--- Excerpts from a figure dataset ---
□ □ □ □

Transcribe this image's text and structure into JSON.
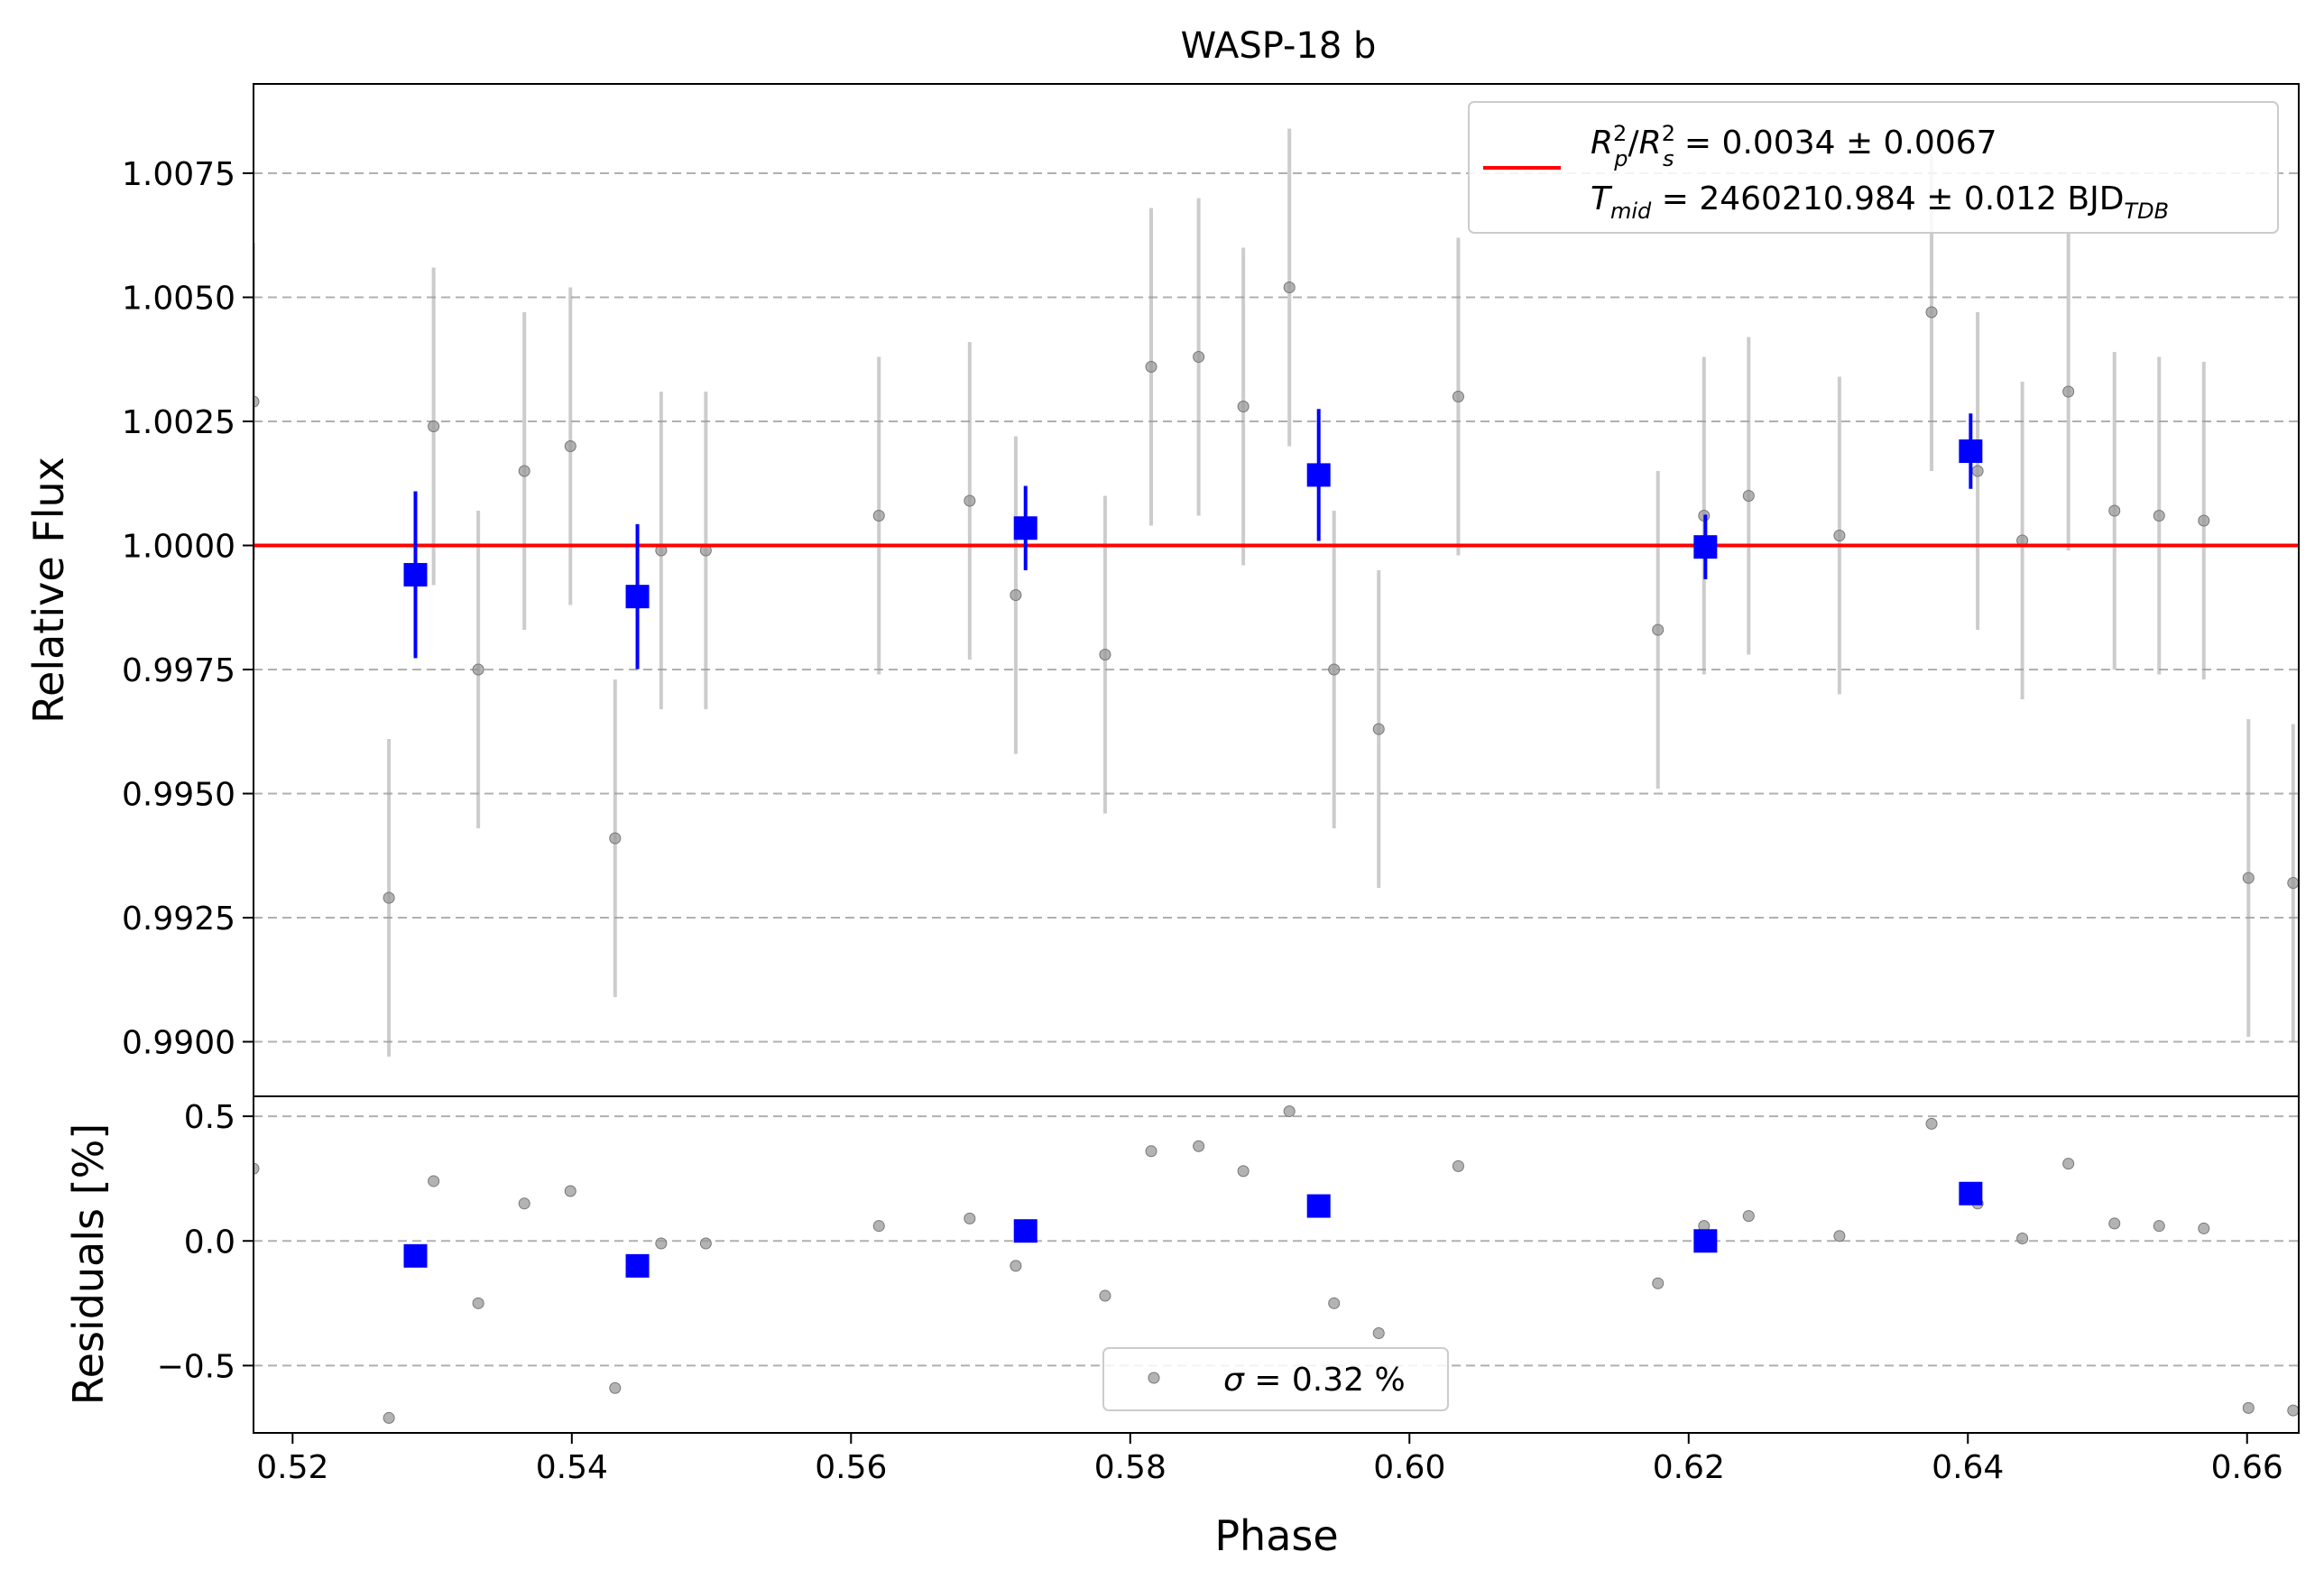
{
  "chart_data": [
    {
      "type": "scatter",
      "panel": "main",
      "title": "WASP-18 b",
      "xlabel": "",
      "ylabel": "Relative Flux",
      "xlim": [
        0.5172,
        0.6637
      ],
      "ylim": [
        0.9889,
        1.0093
      ],
      "yticks": [
        "0.9900",
        "0.9925",
        "0.9950",
        "0.9975",
        "1.0000",
        "1.0025",
        "1.0050",
        "1.0075"
      ],
      "grid": "horizontal dashed",
      "legend_position": "top-right",
      "legend": {
        "line1_lhs": "R",
        "line1_rhs": " = 0.0034 ± 0.0067",
        "line2_lhs": "T",
        "line2_sub": "mid",
        "line2_rhs": " = 2460210.984 ± 0.012 BJD",
        "line2_unit_sub": "TDB"
      },
      "model": {
        "name": "transit model",
        "color": "#ff0000",
        "value": 1.0
      },
      "series": [
        {
          "name": "data",
          "color": "#999999",
          "points": [
            {
              "x": 0.5172,
              "y": 1.0029,
              "err": 0.0032
            },
            {
              "x": 0.5269,
              "y": 0.9929,
              "err": 0.0032
            },
            {
              "x": 0.5301,
              "y": 1.0024,
              "err": 0.0032
            },
            {
              "x": 0.5333,
              "y": 0.9975,
              "err": 0.0032
            },
            {
              "x": 0.5366,
              "y": 1.0015,
              "err": 0.0032
            },
            {
              "x": 0.5399,
              "y": 1.002,
              "err": 0.0032
            },
            {
              "x": 0.5431,
              "y": 0.9941,
              "err": 0.0032
            },
            {
              "x": 0.5464,
              "y": 0.9999,
              "err": 0.0032
            },
            {
              "x": 0.5496,
              "y": 0.9999,
              "err": 0.0032
            },
            {
              "x": 0.562,
              "y": 1.0006,
              "err": 0.0032
            },
            {
              "x": 0.5685,
              "y": 1.0009,
              "err": 0.0032
            },
            {
              "x": 0.5718,
              "y": 0.999,
              "err": 0.0032
            },
            {
              "x": 0.5782,
              "y": 0.9978,
              "err": 0.0032
            },
            {
              "x": 0.5815,
              "y": 1.0036,
              "err": 0.0032
            },
            {
              "x": 0.5849,
              "y": 1.0038,
              "err": 0.0032
            },
            {
              "x": 0.5881,
              "y": 1.0028,
              "err": 0.0032
            },
            {
              "x": 0.5914,
              "y": 1.0052,
              "err": 0.0032
            },
            {
              "x": 0.5946,
              "y": 0.9975,
              "err": 0.0032
            },
            {
              "x": 0.5978,
              "y": 0.9963,
              "err": 0.0032
            },
            {
              "x": 0.6035,
              "y": 1.003,
              "err": 0.0032
            },
            {
              "x": 0.6178,
              "y": 0.9983,
              "err": 0.0032
            },
            {
              "x": 0.6211,
              "y": 1.0006,
              "err": 0.0032
            },
            {
              "x": 0.6243,
              "y": 1.001,
              "err": 0.0032
            },
            {
              "x": 0.6308,
              "y": 1.0002,
              "err": 0.0032
            },
            {
              "x": 0.6374,
              "y": 1.0047,
              "err": 0.0032
            },
            {
              "x": 0.6407,
              "y": 1.0015,
              "err": 0.0032
            },
            {
              "x": 0.6439,
              "y": 1.0001,
              "err": 0.0032
            },
            {
              "x": 0.6472,
              "y": 1.0031,
              "err": 0.0032
            },
            {
              "x": 0.6505,
              "y": 1.0007,
              "err": 0.0032
            },
            {
              "x": 0.6537,
              "y": 1.0006,
              "err": 0.0032
            },
            {
              "x": 0.6569,
              "y": 1.0005,
              "err": 0.0032
            },
            {
              "x": 0.6601,
              "y": 0.9933,
              "err": 0.0032
            },
            {
              "x": 0.6633,
              "y": 0.9932,
              "err": 0.0032
            }
          ]
        },
        {
          "name": "binned",
          "color": "#0000ff",
          "points": [
            {
              "x": 0.5288,
              "y": 0.99941,
              "err": 0.00168
            },
            {
              "x": 0.5447,
              "y": 0.99897,
              "err": 0.00146
            },
            {
              "x": 0.5725,
              "y": 1.00035,
              "err": 0.00085
            },
            {
              "x": 0.5935,
              "y": 1.00142,
              "err": 0.00133
            },
            {
              "x": 0.6212,
              "y": 0.99997,
              "err": 0.00065
            },
            {
              "x": 0.6402,
              "y": 1.0019,
              "err": 0.00076
            }
          ]
        }
      ]
    },
    {
      "type": "scatter",
      "panel": "residuals",
      "xlabel": "Phase",
      "ylabel": "Residuals [%]",
      "xlim": [
        0.5172,
        0.6637
      ],
      "ylim": [
        -0.77,
        0.58
      ],
      "xticks": [
        "0.52",
        "0.54",
        "0.56",
        "0.58",
        "0.60",
        "0.62",
        "0.64",
        "0.66"
      ],
      "yticks": [
        "−0.5",
        "0.0",
        "0.5"
      ],
      "grid": "horizontal dashed",
      "legend_position": "bottom-center",
      "legend": {
        "sigma_symbol": "σ",
        "sigma_text": " = 0.32 %"
      },
      "series": [
        {
          "name": "data",
          "color": "#999999",
          "points": [
            {
              "x": 0.5172,
              "y": 0.29
            },
            {
              "x": 0.5269,
              "y": -0.71
            },
            {
              "x": 0.5301,
              "y": 0.24
            },
            {
              "x": 0.5333,
              "y": -0.25
            },
            {
              "x": 0.5366,
              "y": 0.15
            },
            {
              "x": 0.5399,
              "y": 0.2
            },
            {
              "x": 0.5431,
              "y": -0.59
            },
            {
              "x": 0.5464,
              "y": -0.01
            },
            {
              "x": 0.5496,
              "y": -0.01
            },
            {
              "x": 0.562,
              "y": 0.06
            },
            {
              "x": 0.5685,
              "y": 0.09
            },
            {
              "x": 0.5718,
              "y": -0.1
            },
            {
              "x": 0.5782,
              "y": -0.22
            },
            {
              "x": 0.5815,
              "y": 0.36
            },
            {
              "x": 0.5849,
              "y": 0.38
            },
            {
              "x": 0.5881,
              "y": 0.28
            },
            {
              "x": 0.5914,
              "y": 0.52
            },
            {
              "x": 0.5946,
              "y": -0.25
            },
            {
              "x": 0.5978,
              "y": -0.37
            },
            {
              "x": 0.6035,
              "y": 0.3
            },
            {
              "x": 0.6178,
              "y": -0.17
            },
            {
              "x": 0.6211,
              "y": 0.06
            },
            {
              "x": 0.6243,
              "y": 0.1
            },
            {
              "x": 0.6308,
              "y": 0.02
            },
            {
              "x": 0.6374,
              "y": 0.47
            },
            {
              "x": 0.6407,
              "y": 0.15
            },
            {
              "x": 0.6439,
              "y": 0.01
            },
            {
              "x": 0.6472,
              "y": 0.31
            },
            {
              "x": 0.6505,
              "y": 0.07
            },
            {
              "x": 0.6537,
              "y": 0.06
            },
            {
              "x": 0.6569,
              "y": 0.05
            },
            {
              "x": 0.6601,
              "y": -0.67
            },
            {
              "x": 0.6633,
              "y": -0.68
            }
          ]
        },
        {
          "name": "binned",
          "color": "#0000ff",
          "points": [
            {
              "x": 0.5288,
              "y": -0.06
            },
            {
              "x": 0.5447,
              "y": -0.1
            },
            {
              "x": 0.5725,
              "y": 0.04
            },
            {
              "x": 0.5935,
              "y": 0.14
            },
            {
              "x": 0.6212,
              "y": 0.0
            },
            {
              "x": 0.6402,
              "y": 0.19
            }
          ]
        }
      ]
    }
  ]
}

□ □ □ □

--- Instructions to follow ---
For the material, find the number of lines holding the word "ylabel" and give that figure and nothing more.

--- Written reply ---
2